▸ Goal: Locate the word "with" in the material, then show every line that holds it.

▸ The data:
* * *

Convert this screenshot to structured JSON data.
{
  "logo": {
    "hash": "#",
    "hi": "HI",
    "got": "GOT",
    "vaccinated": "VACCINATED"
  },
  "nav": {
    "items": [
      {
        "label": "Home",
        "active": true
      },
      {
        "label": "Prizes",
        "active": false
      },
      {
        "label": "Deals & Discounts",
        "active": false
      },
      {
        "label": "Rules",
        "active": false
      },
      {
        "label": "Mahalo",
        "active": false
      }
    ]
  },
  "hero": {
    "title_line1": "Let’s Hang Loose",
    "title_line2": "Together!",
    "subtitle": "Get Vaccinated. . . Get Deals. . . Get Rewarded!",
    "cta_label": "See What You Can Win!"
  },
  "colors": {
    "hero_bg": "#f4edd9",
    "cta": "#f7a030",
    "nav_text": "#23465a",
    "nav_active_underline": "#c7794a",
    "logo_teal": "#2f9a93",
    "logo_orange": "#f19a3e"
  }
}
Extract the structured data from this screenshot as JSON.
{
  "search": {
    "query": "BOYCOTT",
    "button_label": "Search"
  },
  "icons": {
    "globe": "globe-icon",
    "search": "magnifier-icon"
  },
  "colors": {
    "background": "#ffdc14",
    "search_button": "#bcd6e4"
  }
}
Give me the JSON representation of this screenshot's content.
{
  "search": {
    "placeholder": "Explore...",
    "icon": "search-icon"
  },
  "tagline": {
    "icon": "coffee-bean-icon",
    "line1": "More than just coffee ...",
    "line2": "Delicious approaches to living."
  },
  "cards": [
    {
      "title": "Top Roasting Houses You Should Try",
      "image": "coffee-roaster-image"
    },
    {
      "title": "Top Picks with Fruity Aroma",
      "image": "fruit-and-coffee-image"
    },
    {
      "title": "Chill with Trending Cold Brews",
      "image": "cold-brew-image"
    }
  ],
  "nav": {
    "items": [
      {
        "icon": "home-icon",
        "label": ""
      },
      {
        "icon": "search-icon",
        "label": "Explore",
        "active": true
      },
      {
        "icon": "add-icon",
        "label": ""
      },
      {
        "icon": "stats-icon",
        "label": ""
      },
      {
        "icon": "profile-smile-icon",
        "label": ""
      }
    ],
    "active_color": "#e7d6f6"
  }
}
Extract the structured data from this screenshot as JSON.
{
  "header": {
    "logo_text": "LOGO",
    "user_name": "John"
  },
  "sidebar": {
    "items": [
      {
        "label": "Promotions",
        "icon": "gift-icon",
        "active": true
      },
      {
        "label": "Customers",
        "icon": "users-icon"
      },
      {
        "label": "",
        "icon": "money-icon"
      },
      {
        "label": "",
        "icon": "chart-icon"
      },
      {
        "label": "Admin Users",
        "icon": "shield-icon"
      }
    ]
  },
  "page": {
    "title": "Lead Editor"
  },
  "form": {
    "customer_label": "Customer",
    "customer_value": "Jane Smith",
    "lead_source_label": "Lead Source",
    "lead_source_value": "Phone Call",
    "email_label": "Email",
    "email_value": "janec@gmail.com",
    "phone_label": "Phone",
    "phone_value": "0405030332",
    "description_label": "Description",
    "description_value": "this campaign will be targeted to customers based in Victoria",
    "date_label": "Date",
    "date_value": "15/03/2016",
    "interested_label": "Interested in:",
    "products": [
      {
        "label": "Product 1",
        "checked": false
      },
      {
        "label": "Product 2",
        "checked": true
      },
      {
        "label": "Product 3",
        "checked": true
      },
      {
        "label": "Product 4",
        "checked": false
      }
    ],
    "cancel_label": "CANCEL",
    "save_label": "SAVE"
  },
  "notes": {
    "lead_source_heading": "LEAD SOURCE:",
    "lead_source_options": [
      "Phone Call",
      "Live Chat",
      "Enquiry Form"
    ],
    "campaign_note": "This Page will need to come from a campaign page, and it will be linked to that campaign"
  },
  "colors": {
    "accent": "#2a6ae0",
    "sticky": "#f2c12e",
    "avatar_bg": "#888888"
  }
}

* * *

▸ Solved exercise:
      "title": "Top Picks with Fruity Aroma",
      "title": "Chill with Trending Cold Brews",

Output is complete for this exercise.